# [BRIEF]
Omit the images, then output each of the records below exactly.
*** INFORMATION PROVIDED ***
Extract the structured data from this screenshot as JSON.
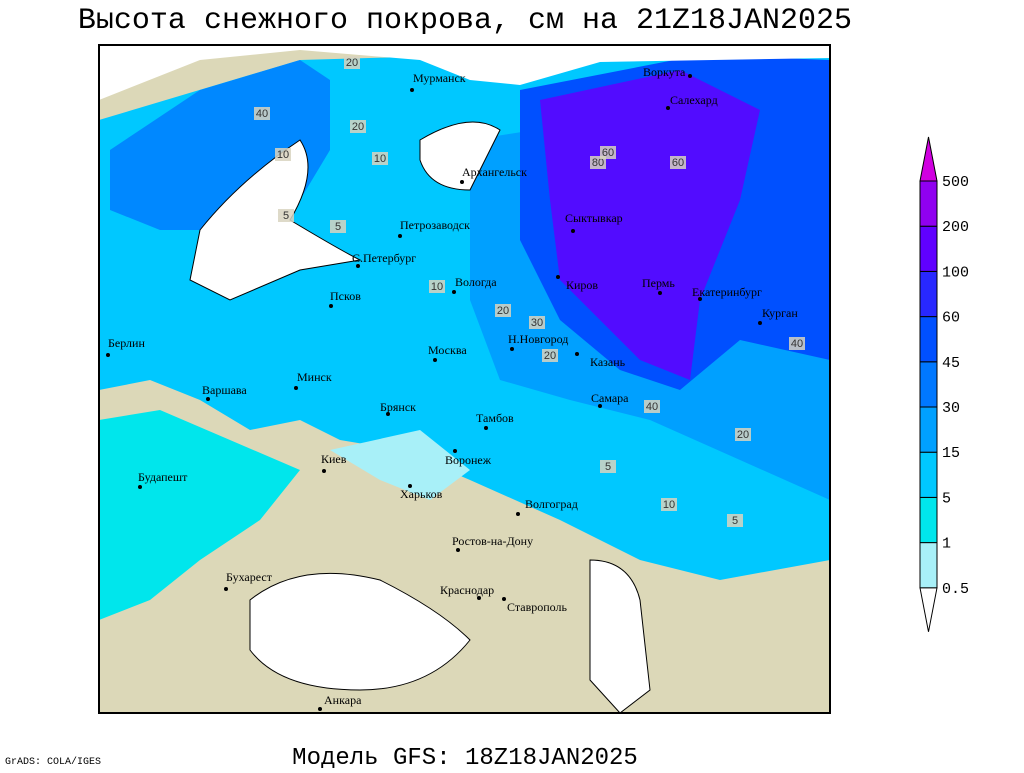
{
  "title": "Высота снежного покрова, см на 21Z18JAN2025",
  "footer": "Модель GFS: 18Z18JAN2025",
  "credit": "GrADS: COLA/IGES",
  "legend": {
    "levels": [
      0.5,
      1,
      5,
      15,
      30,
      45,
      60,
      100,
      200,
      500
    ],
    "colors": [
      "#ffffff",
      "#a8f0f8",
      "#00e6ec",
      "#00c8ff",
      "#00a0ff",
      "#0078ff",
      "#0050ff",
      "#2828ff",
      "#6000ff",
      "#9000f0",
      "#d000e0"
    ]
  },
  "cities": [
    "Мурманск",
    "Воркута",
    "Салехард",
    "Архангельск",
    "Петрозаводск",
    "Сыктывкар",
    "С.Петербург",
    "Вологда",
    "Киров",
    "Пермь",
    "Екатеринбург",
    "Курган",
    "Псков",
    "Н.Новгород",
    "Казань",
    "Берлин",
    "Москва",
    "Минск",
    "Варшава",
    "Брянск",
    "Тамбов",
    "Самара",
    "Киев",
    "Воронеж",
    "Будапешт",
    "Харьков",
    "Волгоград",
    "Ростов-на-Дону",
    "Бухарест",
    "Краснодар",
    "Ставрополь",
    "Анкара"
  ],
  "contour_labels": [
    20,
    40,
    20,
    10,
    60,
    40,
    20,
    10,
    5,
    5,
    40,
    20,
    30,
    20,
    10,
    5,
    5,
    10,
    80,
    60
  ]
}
***
# [TASK OUTPUT]
Extract the structured data from this screenshot as JSON.
{
  "title": "Высота снежного покрова, см на 21Z18JAN2025",
  "footer": "Модель GFS: 18Z18JAN2025",
  "credit": "GrADS: COLA/IGES",
  "legend": {
    "levels": [
      0.5,
      1,
      5,
      15,
      30,
      45,
      60,
      100,
      200,
      500
    ],
    "colors": [
      "#ffffff",
      "#a8f0f8",
      "#00e6ec",
      "#00c8ff",
      "#00a0ff",
      "#0078ff",
      "#0050ff",
      "#2828ff",
      "#6000ff",
      "#9000f0",
      "#d000e0"
    ]
  },
  "cities": [
    "Мурманск",
    "Воркута",
    "Салехард",
    "Архангельск",
    "Петрозаводск",
    "Сыктывкар",
    "С.Петербург",
    "Вологда",
    "Киров",
    "Пермь",
    "Екатеринбург",
    "Курган",
    "Псков",
    "Н.Новгород",
    "Казань",
    "Берлин",
    "Москва",
    "Минск",
    "Варшава",
    "Брянск",
    "Тамбов",
    "Самара",
    "Киев",
    "Воронеж",
    "Будапешт",
    "Харьков",
    "Волгоград",
    "Ростов-на-Дону",
    "Бухарест",
    "Краснодар",
    "Ставрополь",
    "Анкара"
  ],
  "contour_labels": [
    20,
    40,
    20,
    10,
    60,
    40,
    20,
    10,
    5,
    5,
    40,
    20,
    30,
    20,
    10,
    5,
    5,
    10,
    80,
    60
  ]
}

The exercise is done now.